=== SOURCE MATERIAL ===

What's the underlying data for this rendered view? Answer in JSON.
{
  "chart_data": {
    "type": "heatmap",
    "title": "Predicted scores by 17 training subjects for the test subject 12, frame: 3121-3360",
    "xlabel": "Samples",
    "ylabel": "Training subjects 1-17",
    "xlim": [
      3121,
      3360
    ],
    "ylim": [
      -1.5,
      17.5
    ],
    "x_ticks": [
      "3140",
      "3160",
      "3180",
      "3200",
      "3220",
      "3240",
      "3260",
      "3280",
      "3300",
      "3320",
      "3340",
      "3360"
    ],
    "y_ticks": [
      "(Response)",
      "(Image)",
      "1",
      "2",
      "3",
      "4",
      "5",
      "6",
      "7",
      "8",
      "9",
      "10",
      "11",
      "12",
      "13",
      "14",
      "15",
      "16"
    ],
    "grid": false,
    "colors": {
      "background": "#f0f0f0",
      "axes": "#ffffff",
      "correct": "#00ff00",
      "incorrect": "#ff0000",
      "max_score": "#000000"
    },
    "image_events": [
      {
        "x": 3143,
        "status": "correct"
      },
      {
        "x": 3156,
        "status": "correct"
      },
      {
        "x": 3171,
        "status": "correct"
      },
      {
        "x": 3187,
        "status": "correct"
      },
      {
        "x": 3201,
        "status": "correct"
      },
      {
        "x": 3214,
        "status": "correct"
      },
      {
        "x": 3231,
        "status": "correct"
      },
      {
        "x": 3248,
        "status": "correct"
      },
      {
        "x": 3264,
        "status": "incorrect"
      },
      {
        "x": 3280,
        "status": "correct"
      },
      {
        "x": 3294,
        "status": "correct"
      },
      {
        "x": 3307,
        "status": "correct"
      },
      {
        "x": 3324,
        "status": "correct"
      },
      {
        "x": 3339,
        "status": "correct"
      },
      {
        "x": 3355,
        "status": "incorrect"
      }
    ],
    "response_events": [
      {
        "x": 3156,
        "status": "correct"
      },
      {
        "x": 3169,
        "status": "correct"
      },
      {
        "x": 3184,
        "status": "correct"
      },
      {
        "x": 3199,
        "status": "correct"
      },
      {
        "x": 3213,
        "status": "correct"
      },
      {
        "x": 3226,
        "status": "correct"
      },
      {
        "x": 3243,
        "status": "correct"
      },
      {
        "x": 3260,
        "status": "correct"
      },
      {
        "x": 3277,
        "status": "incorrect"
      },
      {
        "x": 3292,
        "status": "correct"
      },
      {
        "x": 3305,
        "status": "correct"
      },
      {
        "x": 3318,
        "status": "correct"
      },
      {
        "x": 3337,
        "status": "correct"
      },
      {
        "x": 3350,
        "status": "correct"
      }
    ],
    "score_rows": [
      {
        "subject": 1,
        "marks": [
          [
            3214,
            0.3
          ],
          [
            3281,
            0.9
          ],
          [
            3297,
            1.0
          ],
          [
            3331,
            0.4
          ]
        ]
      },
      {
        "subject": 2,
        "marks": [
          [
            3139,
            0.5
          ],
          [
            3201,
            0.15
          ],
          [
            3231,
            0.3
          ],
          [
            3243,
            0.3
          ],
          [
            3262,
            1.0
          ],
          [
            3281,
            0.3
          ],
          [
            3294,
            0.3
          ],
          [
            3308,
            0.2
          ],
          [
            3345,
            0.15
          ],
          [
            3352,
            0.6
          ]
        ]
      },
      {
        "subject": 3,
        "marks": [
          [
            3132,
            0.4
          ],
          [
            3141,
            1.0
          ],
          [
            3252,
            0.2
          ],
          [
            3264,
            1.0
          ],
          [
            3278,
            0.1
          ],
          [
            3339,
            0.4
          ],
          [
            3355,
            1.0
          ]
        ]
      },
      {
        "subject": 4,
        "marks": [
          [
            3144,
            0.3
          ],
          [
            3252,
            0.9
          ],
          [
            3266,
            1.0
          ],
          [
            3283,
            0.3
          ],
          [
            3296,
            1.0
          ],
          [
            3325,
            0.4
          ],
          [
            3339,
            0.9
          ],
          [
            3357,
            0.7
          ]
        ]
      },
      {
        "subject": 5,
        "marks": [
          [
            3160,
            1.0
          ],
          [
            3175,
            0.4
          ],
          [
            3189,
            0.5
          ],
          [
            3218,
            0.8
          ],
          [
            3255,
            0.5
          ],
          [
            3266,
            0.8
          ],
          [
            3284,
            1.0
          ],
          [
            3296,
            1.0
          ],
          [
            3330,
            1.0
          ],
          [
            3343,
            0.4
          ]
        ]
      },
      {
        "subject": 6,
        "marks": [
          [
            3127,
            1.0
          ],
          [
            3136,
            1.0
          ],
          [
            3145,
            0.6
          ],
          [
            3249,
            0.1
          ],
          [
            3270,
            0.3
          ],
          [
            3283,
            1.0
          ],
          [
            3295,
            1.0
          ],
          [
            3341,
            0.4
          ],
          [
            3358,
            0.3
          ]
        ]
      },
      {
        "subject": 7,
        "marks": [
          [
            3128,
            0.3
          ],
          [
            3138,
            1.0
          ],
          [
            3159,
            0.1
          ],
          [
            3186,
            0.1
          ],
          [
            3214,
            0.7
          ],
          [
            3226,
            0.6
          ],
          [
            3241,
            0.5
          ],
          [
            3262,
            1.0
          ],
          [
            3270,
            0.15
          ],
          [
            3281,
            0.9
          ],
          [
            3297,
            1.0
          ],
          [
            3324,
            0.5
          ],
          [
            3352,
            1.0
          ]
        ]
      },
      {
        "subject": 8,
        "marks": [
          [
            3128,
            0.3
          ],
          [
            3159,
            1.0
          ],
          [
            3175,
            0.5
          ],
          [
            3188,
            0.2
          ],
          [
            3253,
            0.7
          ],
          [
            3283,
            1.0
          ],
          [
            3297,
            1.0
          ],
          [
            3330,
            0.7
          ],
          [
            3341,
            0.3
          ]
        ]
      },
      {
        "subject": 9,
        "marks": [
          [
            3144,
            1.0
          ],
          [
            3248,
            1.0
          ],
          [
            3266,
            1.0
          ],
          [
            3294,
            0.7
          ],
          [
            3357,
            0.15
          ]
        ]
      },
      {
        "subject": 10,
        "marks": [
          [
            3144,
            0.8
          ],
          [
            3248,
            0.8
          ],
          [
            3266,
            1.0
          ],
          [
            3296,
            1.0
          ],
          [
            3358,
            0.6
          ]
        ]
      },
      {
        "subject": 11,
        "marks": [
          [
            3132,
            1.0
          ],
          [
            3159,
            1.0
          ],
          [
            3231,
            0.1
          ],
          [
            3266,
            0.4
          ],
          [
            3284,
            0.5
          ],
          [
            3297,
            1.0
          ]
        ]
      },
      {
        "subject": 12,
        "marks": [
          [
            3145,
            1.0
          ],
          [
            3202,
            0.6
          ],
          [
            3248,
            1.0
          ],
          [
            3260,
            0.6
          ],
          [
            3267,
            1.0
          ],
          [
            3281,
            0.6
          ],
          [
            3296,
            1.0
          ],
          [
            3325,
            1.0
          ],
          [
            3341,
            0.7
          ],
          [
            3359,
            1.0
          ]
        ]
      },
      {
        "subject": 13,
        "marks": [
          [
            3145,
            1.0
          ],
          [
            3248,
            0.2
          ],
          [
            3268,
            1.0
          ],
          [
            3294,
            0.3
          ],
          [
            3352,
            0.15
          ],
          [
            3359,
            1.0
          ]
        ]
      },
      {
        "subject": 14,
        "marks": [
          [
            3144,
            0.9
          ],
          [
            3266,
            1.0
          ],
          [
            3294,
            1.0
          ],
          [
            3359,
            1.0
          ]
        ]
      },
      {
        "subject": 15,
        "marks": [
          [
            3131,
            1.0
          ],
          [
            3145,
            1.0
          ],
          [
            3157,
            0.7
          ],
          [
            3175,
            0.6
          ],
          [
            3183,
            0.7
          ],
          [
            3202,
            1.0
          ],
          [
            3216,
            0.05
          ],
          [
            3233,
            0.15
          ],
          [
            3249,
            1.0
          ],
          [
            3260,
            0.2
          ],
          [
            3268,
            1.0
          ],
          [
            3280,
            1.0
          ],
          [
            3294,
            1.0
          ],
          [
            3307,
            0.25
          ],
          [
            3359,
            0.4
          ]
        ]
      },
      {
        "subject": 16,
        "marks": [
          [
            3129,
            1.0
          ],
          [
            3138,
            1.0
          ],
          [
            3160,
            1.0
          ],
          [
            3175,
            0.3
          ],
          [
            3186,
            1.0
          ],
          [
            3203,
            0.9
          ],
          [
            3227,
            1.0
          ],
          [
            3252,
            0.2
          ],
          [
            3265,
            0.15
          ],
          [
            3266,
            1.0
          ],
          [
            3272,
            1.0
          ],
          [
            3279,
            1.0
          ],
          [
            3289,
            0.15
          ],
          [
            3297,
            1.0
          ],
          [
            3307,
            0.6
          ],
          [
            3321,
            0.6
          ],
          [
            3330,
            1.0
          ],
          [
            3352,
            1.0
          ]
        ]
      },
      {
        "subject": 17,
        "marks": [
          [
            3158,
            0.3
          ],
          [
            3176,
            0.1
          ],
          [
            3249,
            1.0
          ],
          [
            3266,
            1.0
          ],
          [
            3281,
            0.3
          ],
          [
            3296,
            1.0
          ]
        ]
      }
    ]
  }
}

===

TASK BRIEF:
Locate all lines in the listing above with the word "subjects" and copy them.

COMPLETED EXERCISE:
    "title": "Predicted scores by 17 training subjects for the test subject 12, frame: 3121-3360",
    "ylabel": "Training subjects 1-17",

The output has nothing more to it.